TO DO: Pull every "JSON" line out of the data below.

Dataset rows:

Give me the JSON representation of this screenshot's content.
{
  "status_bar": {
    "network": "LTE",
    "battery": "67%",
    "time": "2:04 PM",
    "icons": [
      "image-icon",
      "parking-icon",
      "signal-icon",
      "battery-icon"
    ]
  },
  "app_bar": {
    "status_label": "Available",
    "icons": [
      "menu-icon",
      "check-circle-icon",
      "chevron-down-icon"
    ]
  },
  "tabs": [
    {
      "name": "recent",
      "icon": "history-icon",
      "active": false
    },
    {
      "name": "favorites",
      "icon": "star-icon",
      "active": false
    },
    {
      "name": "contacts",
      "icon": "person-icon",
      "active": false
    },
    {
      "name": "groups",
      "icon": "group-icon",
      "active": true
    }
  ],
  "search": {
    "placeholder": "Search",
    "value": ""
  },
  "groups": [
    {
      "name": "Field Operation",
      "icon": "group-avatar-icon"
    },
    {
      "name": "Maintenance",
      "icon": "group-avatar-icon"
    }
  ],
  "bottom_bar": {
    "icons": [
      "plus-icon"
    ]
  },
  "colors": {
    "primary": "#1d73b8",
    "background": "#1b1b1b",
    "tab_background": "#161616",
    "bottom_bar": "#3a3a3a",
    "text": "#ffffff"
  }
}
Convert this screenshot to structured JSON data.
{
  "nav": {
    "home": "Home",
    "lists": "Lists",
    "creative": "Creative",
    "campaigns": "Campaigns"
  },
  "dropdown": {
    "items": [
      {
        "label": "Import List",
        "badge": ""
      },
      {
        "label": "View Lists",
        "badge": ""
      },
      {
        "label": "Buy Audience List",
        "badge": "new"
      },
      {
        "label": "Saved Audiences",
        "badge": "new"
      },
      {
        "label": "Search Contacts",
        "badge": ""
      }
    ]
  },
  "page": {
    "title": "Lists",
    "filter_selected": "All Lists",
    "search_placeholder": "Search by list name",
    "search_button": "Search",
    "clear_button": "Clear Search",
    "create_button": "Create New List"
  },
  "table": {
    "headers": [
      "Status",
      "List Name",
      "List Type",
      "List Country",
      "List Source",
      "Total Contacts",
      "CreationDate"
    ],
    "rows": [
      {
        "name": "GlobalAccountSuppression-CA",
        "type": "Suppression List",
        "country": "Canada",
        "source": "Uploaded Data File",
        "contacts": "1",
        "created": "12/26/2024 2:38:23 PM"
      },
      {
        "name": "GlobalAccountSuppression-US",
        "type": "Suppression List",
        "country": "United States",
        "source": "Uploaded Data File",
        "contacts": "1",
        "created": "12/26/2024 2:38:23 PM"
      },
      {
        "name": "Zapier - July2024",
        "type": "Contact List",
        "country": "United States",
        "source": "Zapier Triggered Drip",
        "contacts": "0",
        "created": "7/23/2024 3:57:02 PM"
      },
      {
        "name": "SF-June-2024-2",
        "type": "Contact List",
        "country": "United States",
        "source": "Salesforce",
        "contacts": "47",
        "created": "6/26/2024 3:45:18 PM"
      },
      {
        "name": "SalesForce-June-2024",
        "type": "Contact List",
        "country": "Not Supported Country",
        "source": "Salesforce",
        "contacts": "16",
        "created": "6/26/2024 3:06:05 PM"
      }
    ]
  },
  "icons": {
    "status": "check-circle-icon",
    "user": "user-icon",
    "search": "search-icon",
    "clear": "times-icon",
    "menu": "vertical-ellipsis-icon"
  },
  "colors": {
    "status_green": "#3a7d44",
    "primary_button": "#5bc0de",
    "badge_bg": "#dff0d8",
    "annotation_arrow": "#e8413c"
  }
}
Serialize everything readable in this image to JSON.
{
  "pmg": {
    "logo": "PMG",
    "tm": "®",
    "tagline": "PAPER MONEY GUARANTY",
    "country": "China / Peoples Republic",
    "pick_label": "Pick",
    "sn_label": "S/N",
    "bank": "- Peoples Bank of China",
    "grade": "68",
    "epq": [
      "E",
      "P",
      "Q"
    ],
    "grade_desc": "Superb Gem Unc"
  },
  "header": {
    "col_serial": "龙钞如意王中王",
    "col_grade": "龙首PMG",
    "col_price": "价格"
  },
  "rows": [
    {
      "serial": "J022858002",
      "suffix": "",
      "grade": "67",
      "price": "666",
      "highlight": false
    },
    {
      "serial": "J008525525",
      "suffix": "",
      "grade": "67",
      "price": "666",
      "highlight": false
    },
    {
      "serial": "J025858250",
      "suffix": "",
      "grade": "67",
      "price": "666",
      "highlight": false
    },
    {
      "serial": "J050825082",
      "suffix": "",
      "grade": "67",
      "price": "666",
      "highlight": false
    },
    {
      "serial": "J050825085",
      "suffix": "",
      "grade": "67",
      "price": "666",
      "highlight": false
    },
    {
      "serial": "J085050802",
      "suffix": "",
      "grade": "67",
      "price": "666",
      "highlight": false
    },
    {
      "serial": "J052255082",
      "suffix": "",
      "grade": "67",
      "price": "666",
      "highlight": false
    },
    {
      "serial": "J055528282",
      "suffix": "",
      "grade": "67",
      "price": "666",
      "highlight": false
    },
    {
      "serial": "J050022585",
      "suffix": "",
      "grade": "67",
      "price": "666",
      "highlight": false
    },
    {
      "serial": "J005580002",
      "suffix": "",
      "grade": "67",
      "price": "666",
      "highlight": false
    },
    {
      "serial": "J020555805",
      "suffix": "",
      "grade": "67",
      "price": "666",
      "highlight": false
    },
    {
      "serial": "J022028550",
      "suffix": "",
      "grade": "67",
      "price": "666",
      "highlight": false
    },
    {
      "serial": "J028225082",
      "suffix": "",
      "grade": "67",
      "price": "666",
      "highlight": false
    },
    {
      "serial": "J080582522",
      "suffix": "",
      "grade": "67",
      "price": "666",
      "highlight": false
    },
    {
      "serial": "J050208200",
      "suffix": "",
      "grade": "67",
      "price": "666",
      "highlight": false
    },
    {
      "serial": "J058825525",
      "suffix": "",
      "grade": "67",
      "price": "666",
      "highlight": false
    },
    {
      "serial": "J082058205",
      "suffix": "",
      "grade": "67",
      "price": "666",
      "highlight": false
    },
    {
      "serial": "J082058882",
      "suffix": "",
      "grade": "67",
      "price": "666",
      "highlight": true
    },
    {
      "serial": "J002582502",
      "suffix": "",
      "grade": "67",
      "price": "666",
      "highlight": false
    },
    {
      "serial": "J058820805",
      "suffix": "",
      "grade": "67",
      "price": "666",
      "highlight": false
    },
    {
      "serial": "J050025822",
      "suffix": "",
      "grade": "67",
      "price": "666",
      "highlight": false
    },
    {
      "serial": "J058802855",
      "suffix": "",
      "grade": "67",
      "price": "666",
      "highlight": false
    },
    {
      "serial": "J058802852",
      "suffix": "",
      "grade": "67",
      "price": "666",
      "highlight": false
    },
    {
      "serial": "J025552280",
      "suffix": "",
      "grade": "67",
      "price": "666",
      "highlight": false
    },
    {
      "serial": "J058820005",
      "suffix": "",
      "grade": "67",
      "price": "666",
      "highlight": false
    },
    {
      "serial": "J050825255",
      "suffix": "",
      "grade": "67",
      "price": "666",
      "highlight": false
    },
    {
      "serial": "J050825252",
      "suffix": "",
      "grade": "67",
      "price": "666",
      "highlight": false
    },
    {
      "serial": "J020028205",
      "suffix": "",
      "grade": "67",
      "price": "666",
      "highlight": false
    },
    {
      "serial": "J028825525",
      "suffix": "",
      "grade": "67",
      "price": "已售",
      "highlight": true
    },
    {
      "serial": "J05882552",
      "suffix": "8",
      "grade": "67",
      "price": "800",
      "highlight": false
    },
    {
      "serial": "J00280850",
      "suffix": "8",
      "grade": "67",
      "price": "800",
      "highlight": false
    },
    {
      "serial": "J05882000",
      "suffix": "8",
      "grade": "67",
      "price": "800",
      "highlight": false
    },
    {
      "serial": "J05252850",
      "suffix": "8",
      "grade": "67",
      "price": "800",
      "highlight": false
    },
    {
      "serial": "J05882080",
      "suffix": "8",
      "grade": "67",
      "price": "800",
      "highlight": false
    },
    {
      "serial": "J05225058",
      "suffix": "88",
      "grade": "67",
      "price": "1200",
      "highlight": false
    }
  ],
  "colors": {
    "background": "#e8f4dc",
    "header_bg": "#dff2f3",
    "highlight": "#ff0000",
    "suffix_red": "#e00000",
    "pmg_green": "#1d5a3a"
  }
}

TASK OUTPUT:
Give me the JSON representation of this screenshot's content.
Convert this screenshot to structured JSON data.
Serialize everything readable in this image to JSON.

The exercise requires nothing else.